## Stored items
────────────────
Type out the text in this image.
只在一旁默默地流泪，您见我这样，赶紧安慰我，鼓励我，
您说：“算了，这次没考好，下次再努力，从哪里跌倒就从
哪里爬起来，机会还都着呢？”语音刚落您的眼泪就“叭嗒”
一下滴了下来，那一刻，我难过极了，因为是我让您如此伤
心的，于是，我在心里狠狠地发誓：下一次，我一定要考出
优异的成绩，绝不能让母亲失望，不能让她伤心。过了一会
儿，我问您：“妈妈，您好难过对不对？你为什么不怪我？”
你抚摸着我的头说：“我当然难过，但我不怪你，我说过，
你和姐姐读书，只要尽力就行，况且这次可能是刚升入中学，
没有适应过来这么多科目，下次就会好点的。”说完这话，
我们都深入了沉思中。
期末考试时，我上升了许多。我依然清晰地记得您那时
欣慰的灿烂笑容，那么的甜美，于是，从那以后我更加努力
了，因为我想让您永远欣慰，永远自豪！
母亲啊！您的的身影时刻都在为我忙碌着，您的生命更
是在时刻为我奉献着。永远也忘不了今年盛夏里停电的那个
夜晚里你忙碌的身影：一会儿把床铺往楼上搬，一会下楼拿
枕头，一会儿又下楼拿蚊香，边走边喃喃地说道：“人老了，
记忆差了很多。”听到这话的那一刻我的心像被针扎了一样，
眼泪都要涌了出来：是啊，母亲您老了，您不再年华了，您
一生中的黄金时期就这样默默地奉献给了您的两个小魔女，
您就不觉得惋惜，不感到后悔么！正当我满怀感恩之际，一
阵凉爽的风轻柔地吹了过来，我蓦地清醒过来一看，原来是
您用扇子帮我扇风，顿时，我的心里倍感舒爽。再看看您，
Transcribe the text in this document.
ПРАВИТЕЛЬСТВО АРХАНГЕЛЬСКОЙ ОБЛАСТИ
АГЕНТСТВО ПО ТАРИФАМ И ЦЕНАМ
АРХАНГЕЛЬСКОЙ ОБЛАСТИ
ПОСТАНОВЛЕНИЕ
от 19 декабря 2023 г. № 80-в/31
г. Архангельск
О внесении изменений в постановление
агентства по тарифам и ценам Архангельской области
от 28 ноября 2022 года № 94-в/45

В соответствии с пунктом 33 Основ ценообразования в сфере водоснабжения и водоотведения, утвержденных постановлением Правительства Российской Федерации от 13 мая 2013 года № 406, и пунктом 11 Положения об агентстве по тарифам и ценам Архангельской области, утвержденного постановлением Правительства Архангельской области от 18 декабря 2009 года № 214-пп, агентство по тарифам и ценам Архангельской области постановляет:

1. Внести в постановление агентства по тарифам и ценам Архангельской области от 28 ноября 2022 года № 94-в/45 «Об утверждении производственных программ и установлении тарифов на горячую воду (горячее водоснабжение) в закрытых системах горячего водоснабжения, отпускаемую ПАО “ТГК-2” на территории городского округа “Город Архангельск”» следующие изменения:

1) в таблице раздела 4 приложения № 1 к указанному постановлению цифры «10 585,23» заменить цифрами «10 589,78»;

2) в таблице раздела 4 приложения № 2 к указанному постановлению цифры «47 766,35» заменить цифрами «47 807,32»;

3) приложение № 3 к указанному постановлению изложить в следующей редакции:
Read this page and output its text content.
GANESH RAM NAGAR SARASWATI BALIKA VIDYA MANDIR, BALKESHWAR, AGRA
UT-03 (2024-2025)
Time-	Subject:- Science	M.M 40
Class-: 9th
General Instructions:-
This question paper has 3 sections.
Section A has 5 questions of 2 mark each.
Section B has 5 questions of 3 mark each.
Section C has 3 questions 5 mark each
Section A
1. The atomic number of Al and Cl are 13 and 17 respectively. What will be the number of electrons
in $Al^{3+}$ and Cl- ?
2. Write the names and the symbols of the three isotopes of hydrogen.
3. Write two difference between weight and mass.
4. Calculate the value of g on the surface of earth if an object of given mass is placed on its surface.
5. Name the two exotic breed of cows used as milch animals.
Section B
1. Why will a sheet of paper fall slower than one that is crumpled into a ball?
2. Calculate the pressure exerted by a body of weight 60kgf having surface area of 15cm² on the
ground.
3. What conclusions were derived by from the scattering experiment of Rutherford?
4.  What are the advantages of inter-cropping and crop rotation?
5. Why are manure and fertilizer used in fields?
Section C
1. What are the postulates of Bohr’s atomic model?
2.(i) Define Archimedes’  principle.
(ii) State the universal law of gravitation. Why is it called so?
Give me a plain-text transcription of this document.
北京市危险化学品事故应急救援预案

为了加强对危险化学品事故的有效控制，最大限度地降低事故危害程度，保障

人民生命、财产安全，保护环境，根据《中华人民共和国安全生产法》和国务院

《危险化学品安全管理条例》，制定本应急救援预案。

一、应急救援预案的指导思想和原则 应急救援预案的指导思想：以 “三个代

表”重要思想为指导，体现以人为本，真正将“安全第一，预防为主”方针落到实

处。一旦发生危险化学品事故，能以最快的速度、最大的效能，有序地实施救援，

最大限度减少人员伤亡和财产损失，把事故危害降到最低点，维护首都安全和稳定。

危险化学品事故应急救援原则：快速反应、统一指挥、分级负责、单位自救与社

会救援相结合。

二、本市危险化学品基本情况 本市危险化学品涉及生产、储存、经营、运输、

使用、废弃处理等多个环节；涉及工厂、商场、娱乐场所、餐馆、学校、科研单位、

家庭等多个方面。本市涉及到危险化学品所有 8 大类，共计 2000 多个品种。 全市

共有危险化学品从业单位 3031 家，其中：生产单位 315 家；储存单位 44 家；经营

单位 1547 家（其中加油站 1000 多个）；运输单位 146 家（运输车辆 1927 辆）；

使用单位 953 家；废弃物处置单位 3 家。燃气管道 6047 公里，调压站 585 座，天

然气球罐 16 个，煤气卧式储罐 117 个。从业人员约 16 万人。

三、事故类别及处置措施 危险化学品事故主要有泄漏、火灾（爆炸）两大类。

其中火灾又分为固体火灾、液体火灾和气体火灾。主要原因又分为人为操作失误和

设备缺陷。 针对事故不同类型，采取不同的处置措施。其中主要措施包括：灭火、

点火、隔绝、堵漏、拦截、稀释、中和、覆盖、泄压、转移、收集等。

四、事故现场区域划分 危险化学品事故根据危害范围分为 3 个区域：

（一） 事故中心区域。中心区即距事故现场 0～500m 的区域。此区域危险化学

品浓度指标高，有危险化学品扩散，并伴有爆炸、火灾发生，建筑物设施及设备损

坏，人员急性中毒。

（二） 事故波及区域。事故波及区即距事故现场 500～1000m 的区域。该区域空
────────────────
Look through the lines above and collect those with the word "цифры".

1) в таблице раздела 4 приложения № 1 к указанному постановлению цифры «10 585,23» заменить цифрами «10 589,78»;
2) в таблице раздела 4 приложения № 2 к указанному постановлению цифры «47 766,35» заменить цифрами «47 807,32»;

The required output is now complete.